• _Problem_:
Examine the records and identify each line that includes the string "name". Copy those lines.

Rows from a figure dataset:
** begin **
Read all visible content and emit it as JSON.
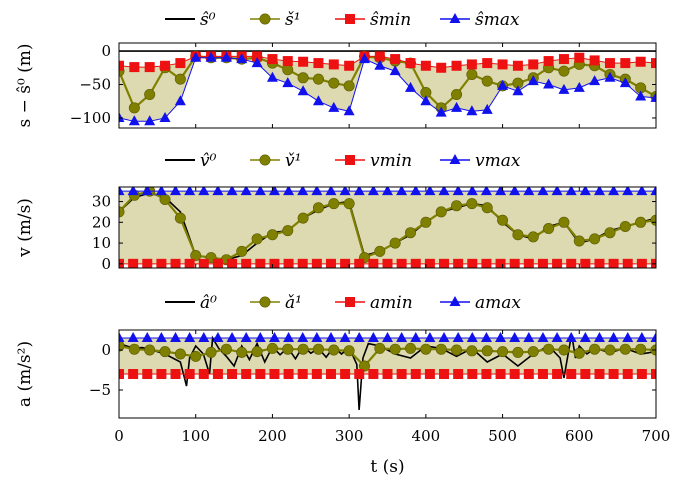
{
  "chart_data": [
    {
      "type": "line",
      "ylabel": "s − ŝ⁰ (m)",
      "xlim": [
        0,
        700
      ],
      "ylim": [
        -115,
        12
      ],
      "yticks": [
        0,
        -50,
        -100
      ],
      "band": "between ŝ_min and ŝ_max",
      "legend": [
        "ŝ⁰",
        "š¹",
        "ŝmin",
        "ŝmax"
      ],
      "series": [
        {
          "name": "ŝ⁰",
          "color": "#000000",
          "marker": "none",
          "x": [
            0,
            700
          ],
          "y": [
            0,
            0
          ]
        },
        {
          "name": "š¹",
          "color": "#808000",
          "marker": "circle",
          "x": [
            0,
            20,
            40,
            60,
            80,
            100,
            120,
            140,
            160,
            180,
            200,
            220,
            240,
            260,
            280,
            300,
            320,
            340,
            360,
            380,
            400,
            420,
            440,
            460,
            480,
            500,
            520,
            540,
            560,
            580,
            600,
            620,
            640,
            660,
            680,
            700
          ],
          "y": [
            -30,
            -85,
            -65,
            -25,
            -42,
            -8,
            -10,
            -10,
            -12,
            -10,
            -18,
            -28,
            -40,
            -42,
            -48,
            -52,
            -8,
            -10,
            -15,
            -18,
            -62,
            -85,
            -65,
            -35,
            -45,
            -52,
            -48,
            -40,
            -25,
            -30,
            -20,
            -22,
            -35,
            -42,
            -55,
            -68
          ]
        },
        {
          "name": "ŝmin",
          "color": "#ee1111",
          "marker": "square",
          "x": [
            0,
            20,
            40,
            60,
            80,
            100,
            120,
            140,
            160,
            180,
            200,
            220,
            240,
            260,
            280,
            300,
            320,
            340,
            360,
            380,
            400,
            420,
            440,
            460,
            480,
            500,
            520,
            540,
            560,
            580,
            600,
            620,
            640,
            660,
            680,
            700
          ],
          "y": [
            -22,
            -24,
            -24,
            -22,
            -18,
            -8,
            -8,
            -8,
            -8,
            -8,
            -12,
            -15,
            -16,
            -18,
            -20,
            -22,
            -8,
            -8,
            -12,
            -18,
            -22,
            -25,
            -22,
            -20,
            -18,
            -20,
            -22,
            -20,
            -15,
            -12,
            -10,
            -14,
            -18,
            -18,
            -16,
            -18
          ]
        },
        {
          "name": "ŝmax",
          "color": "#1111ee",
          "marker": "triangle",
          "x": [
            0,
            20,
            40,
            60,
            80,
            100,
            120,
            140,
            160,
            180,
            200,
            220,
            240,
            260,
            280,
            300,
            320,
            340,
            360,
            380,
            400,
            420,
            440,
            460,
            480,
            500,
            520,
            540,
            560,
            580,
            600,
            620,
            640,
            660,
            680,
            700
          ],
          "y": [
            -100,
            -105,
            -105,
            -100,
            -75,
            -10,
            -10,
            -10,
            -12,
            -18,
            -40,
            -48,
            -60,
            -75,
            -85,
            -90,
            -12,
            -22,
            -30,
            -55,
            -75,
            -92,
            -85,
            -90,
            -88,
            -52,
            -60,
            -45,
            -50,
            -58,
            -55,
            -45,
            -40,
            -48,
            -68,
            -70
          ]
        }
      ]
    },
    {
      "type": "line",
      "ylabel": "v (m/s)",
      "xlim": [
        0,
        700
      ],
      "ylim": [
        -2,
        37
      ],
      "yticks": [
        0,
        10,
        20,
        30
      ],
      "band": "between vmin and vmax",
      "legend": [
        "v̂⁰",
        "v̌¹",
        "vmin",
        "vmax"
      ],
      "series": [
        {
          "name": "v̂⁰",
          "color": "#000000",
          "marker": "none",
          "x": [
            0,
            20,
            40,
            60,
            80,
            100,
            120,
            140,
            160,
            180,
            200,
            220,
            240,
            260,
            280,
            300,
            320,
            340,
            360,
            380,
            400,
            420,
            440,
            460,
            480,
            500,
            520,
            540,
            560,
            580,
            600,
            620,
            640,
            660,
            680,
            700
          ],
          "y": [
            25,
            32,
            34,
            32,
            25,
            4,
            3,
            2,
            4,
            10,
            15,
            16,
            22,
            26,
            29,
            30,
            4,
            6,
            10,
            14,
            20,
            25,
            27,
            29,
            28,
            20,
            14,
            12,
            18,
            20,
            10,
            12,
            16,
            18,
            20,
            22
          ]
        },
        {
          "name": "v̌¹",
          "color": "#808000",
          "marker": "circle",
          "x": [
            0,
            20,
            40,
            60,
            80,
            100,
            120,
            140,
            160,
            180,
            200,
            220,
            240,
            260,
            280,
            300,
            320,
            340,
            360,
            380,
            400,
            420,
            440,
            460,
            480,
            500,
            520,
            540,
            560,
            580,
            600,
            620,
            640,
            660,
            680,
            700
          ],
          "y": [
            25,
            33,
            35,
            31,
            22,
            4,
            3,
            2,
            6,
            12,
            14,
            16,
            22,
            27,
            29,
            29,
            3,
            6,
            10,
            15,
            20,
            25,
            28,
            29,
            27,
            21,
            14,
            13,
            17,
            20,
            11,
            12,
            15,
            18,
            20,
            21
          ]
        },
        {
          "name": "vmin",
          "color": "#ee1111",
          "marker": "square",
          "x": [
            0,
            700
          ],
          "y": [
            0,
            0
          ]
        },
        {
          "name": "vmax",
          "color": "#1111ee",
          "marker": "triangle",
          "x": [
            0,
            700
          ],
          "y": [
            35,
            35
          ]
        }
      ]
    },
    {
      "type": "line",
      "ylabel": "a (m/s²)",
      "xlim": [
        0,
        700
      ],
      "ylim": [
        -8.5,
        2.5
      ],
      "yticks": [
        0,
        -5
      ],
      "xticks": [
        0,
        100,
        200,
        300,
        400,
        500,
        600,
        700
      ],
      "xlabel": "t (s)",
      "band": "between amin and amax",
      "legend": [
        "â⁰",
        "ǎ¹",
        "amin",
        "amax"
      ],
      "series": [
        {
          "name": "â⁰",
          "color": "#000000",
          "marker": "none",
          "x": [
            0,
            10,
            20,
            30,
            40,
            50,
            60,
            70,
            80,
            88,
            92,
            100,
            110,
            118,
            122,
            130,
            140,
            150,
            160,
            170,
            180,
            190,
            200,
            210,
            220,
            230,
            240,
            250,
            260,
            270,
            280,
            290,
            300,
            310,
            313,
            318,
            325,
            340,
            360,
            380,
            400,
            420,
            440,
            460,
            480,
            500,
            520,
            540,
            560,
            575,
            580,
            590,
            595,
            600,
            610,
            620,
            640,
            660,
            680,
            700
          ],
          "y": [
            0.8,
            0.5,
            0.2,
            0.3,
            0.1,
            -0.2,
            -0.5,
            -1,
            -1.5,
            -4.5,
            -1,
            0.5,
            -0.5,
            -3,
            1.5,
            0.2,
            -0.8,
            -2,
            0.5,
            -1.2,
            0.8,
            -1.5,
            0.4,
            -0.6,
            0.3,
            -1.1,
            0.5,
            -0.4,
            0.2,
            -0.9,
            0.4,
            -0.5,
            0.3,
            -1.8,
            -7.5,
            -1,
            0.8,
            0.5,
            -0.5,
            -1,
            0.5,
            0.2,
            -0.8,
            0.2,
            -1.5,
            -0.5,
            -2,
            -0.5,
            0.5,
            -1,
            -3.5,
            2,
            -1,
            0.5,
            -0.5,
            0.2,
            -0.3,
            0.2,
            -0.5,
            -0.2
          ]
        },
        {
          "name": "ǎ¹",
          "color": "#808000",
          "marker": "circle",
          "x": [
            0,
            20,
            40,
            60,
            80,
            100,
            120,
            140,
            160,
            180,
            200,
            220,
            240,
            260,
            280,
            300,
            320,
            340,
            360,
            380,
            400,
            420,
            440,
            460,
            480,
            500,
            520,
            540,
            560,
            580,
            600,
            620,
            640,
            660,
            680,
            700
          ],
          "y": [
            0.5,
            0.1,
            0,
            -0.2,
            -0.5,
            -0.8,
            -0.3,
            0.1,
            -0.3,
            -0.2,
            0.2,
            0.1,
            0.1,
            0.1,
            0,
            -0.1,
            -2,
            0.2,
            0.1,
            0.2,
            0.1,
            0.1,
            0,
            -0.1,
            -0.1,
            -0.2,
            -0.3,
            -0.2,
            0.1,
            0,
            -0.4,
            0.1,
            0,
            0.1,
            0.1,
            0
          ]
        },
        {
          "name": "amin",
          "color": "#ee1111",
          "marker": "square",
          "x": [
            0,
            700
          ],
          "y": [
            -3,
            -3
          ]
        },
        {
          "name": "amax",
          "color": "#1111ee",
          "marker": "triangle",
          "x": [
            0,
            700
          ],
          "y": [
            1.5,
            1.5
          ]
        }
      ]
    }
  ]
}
** end **
• _Full output_:
          "name": "ŝ⁰",
          "name": "š¹",
          "name": "ŝmin",
          "name": "ŝmax",
          "name": "v̂⁰",
          "name": "v̌¹",
          "name": "vmin",
          "name": "vmax",
          "name": "â⁰",
          "name": "ǎ¹",
          "name": "amin",
          "name": "amax",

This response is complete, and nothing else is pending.